[Set task] Wherever a line below holds the word "since", copy that line.

[Given records]

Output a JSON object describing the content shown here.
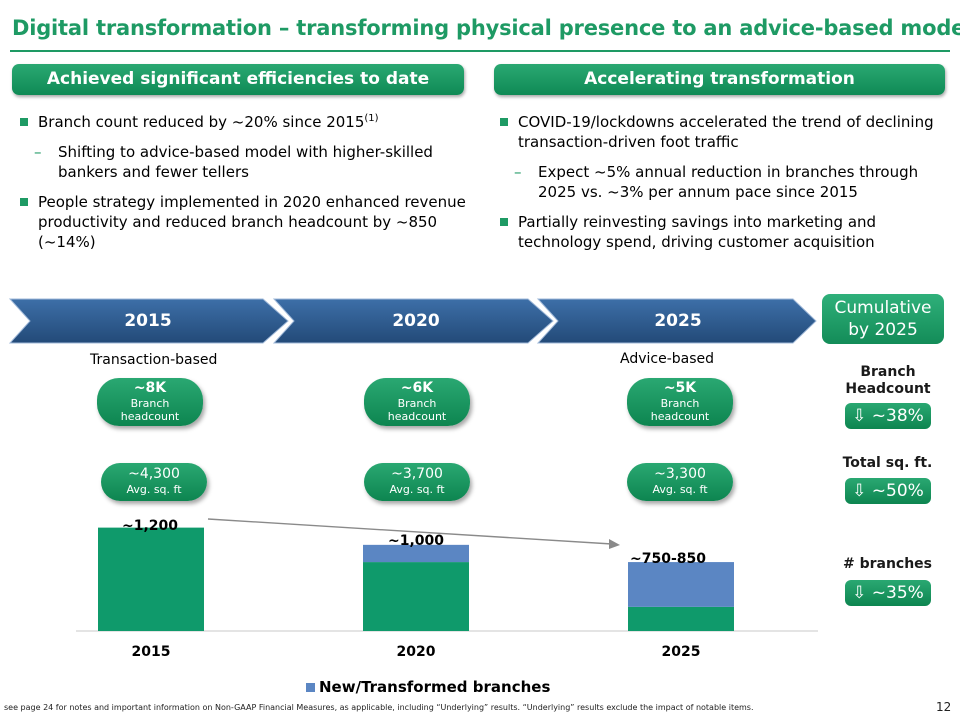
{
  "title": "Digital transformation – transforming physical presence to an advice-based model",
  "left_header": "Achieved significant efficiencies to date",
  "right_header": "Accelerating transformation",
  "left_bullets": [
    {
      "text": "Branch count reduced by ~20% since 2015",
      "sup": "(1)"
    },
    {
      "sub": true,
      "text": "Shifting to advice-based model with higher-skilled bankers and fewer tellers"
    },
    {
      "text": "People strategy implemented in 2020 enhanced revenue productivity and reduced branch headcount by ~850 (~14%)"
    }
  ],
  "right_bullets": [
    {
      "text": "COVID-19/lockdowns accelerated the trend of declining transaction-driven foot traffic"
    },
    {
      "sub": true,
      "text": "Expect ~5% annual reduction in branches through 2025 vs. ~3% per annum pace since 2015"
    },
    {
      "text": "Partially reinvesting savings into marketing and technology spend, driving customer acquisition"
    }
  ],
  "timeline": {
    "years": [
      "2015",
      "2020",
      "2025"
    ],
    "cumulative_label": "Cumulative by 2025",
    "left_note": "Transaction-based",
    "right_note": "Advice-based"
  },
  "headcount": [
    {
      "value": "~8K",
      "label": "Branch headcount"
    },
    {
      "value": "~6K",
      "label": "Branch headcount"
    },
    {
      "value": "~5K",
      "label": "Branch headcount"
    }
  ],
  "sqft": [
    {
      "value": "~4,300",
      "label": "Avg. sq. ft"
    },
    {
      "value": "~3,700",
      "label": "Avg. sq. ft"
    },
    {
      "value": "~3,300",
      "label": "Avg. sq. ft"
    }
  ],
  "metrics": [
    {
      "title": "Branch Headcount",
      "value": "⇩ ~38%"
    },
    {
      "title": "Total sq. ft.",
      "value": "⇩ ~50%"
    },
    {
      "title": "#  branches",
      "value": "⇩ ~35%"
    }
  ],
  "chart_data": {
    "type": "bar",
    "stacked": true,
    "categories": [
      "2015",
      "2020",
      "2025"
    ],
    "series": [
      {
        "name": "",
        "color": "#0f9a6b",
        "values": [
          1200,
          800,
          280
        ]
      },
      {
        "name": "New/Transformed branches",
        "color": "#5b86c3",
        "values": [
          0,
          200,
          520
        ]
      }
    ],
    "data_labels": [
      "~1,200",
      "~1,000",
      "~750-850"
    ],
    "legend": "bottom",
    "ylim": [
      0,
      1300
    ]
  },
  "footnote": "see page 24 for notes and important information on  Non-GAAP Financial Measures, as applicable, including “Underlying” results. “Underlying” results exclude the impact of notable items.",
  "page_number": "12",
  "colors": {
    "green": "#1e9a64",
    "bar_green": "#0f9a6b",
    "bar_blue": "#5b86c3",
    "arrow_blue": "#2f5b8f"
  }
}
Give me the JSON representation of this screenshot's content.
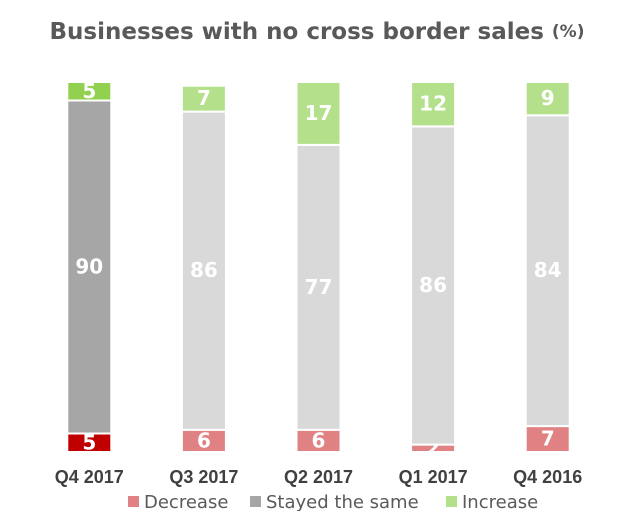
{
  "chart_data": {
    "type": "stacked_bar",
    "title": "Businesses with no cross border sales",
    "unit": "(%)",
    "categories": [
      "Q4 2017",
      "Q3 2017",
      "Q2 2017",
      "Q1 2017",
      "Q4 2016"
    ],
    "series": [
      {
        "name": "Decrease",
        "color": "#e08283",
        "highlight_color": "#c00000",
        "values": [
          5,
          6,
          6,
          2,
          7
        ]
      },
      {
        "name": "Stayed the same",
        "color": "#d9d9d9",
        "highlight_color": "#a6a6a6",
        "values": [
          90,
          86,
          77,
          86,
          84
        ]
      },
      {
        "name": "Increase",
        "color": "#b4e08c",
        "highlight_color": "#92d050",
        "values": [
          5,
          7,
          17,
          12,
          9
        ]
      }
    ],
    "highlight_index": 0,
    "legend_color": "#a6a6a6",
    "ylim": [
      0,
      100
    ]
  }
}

[Response to the exercise]
      "text": "Branch count reduced by ~20% since 2015",
      "text": "Expect ~5% annual reduction in branches through 2025 vs. ~3% per annum pace since 2015"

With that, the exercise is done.